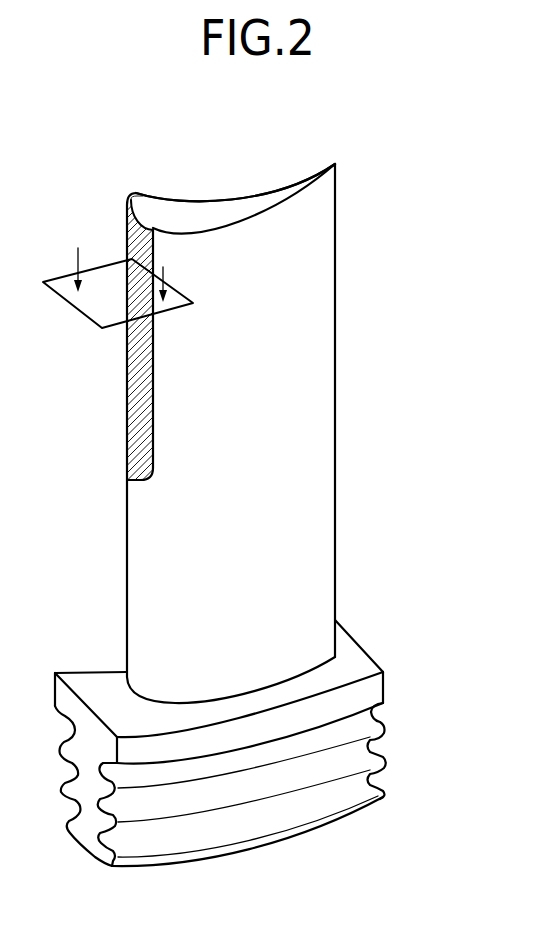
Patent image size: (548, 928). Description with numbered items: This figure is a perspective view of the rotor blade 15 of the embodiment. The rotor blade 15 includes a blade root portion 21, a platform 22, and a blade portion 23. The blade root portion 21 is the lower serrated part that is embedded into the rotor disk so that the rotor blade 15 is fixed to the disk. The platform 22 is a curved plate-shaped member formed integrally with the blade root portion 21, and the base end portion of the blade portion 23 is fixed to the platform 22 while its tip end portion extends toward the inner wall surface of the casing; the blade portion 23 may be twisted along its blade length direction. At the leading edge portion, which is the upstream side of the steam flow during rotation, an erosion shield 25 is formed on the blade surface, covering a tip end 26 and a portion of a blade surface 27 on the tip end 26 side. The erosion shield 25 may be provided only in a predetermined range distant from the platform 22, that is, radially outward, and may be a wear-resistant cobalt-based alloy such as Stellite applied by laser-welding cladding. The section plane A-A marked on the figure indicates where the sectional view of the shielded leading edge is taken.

The rotor blade 15 is at (106, 176).
The blade root portion 21 is at (381, 781).
The platform 22 is at (357, 668).
The blade portion 23 is at (322, 262).
The erosion shield 25 is at (137, 356).
The tip end 26 is at (127, 197).
The blade surface 27 is at (222, 236).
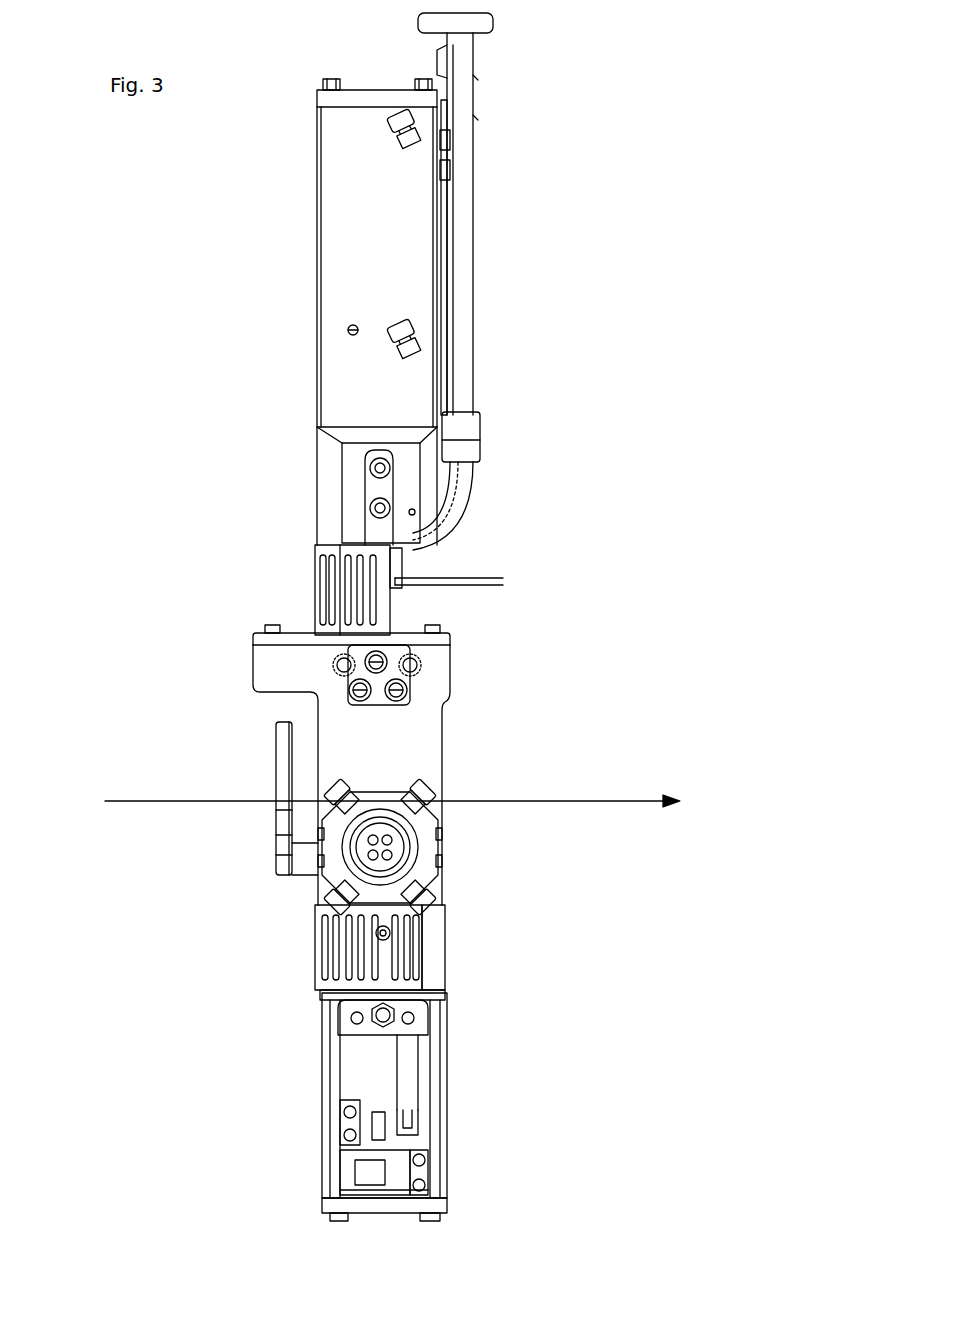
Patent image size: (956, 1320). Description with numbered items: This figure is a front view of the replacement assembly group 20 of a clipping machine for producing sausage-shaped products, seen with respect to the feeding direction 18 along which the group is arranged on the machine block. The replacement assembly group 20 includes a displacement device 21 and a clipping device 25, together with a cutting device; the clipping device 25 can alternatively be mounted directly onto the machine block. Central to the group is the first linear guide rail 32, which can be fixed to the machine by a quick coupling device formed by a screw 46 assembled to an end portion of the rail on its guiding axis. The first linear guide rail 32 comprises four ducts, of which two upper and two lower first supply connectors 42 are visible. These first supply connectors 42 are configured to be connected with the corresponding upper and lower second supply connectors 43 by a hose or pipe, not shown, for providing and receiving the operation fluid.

The feeding direction 18 is at (578, 797).
The replacement assembly group 20 is at (172, 370).
The displacement device 21 is at (240, 534).
The clipping device 25 is at (492, 473).
The first linear guide rail 32 is at (350, 858).
The first supply connectors 42 is at (410, 785).
The second supply connectors 43 is at (422, 347).
The screw 46 is at (393, 852).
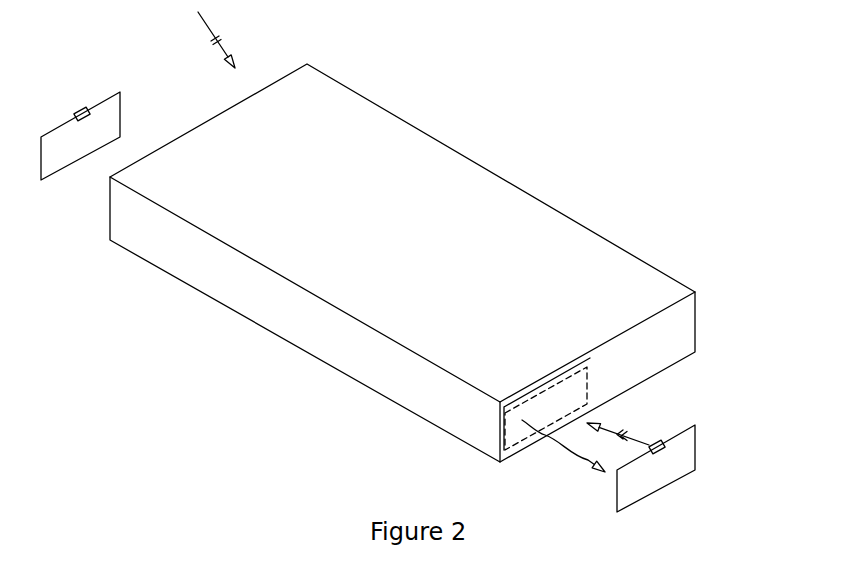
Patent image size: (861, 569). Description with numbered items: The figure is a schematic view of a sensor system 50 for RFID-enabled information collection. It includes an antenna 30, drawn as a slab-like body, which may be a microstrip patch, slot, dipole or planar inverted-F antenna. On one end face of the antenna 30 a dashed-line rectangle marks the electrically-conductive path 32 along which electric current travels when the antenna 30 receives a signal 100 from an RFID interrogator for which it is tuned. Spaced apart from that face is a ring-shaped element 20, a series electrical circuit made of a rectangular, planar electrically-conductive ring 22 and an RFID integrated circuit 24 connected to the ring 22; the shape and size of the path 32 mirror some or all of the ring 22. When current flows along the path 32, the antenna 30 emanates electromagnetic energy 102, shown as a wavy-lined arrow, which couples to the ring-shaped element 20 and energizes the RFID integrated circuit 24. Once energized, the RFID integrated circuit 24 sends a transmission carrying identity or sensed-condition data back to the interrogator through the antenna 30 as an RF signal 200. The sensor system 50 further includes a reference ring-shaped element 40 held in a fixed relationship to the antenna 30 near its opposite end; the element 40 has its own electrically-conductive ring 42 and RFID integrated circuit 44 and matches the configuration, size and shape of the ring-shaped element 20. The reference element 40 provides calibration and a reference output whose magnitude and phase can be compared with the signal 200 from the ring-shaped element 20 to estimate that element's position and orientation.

The signal 100 is at (210, 27).
The sensor system 50 is at (608, 133).
The antenna 30 is at (402, 298).
The electrically-conductive path 32 is at (522, 450).
The reference ring-shaped element 40 is at (78, 126).
The electrically-conductive ring 42 is at (52, 176).
The RFID integrated circuit 44 is at (100, 75).
The ring-shaped element 20 is at (698, 448).
The electrically-conductive ring 22 is at (673, 481).
The RFID integrated circuit 24 is at (667, 449).
The RF signal 200 is at (638, 440).
The electromagnetic energy 102 is at (584, 462).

• _Exercise task_:
Convert the records above into a two-column CSV with the header description,positions. Give one row per record, with its description text and its listed item positions each in a single quoted field, line breaks replaced by spaces, and the pictures omitted.

• _Output for this exercise_:
description,positions
"Patent image size: (548, 928). Description with numbered items: This figure is a perspective view of the rotor blade 15 of the embodiment. The rotor blade 15 includes a blade root portion 21, a platform 22, and a blade portion 23. The blade root portion 21 is the lower serrated part that is embedded into the rotor disk so that the rotor blade 15 is fixed to the disk. The platform 22 is a curved plate-shaped member formed integrally with the blade root portion 21, and the base end portion of the blade portion 23 is fixed to the platform 22 while its tip end portion extends toward the inner wall surface of the casing; the blade portion 23 may be twisted along its blade length direction. At the leading edge portion, which is the upstream side of the steam flow during rotation, an erosion shield 25 is formed on the blade surface, covering a tip end 26 and a portion of a blade surface 27 on the tip end 26 side. The erosion shield 25 may be provided only in a predetermined range distant from the platform 22, that is, radially outward, and may be a wear-resistant cobalt-based alloy such as Stellite applied by laser-welding cladding. The section plane A-A marked on the figure indicates where the sectional view of the shielded leading edge is taken.","The rotor blade 15 is at (106, 176). The blade root portion 21 is at (381, 781). The platform 22 is at (357, 668). The blade portion 23 is at (322, 262). The erosion shield 25 is at (137, 356). The tip end 26 is at (127, 197). The blade surface 27 is at (222, 236)."
"Patent image size: (956, 1320). Description with numbered items: This figure is a front view of the replacement assembly group 20 of a clipping machine for producing sausage-shaped products, seen with respect to the feeding direction 18 along which the group is arranged on the machine block. The replacement assembly group 20 includes a displacement device 21 and a clipping device 25, together with a cutting device; the clipping device 25 can alternatively be mounted directly onto the machine block. Central to the group is the first linear guide rail 32, which can be fixed to the machine by a quick coupling device formed by a screw 46 assembled to an end portion of the rail on its guiding axis. The first linear guide rail 32 comprises four ducts, of which two upper and two lower first supply connectors 42 are visible. These first supply connectors 42 are configured to be connected with the corresponding upper and lower second supply connectors 43 by a hose or pipe, not shown, for providing and receiving the operation fluid.","The feeding direction 18 is at (578, 797). The replacement assembly group 20 is at (172, 370). The displacement device 21 is at (240, 534). The clipping device 25 is at (492, 473). The first linear guide rail 32 is at (350, 858). The first supply connectors 42 is at (410, 785). The second supply connectors 43 is at (422, 347). The screw 46 is at (393, 852)."
"Patent image size: (861, 569). Description with numbered items: The figure is a schematic view of a sensor system 50 for RFID-enabled information collection. It includes an antenna 30, drawn as a slab-like body, which may be a microstrip patch, slot, dipole or planar inverted-F antenna. On one end face of the antenna 30 a dashed-line rectangle marks the electrically-conductive path 32 along which electric current travels when the antenna 30 receives a signal 100 from an RFID interrogator for which it is tuned. Spaced apart from that face is a ring-shaped element 20, a series electrical circuit made of a rectangular, planar electrically-conductive ring 22 and an RFID integrated circuit 24 connected to the ring 22; the shape and size of the path 32 mirror some or all of the ring 22. When current flows along the path 32, the antenna 30 emanates electromagnetic energy 102, shown as a wavy-lined arrow, which couples to the ring-shaped element 20 and energizes the RFID integrated circuit 24. Once energized, the RFID integrated circuit 24 sends a transmission carrying identity or sensed-condition data back to the interrogator through the antenna 30 as an RF signal 200. The sensor system 50 further includes a reference ring-shaped element 40 held in a fixed relationship to the antenna 30 near its opposite end; the element 40 has its own electrically-conductive ring 42 and RFID integrated circuit 44 and matches the configuration, size and shape of the ring-shaped element 20. The reference element 40 provides calibration and a reference output whose magnitude and phase can be compared with the signal 200 from the ring-shaped element 20 to estimate that element's position and orientation.","The signal 100 is at (210, 27). The sensor system 50 is at (608, 133). The antenna 30 is at (402, 298). The electrically-conductive path 32 is at (522, 450). The reference ring-shaped element 40 is at (78, 126). The electrically-conductive ring 42 is at (52, 176). The RFID integrated circuit 44 is at (100, 75). The ring-shaped element 20 is at (698, 448). The electrically-conductive ring 22 is at (673, 481). The RFID integrated circuit 24 is at (667, 449). The RF signal 200 is at (638, 440). The electromagnetic energy 102 is at (584, 462)."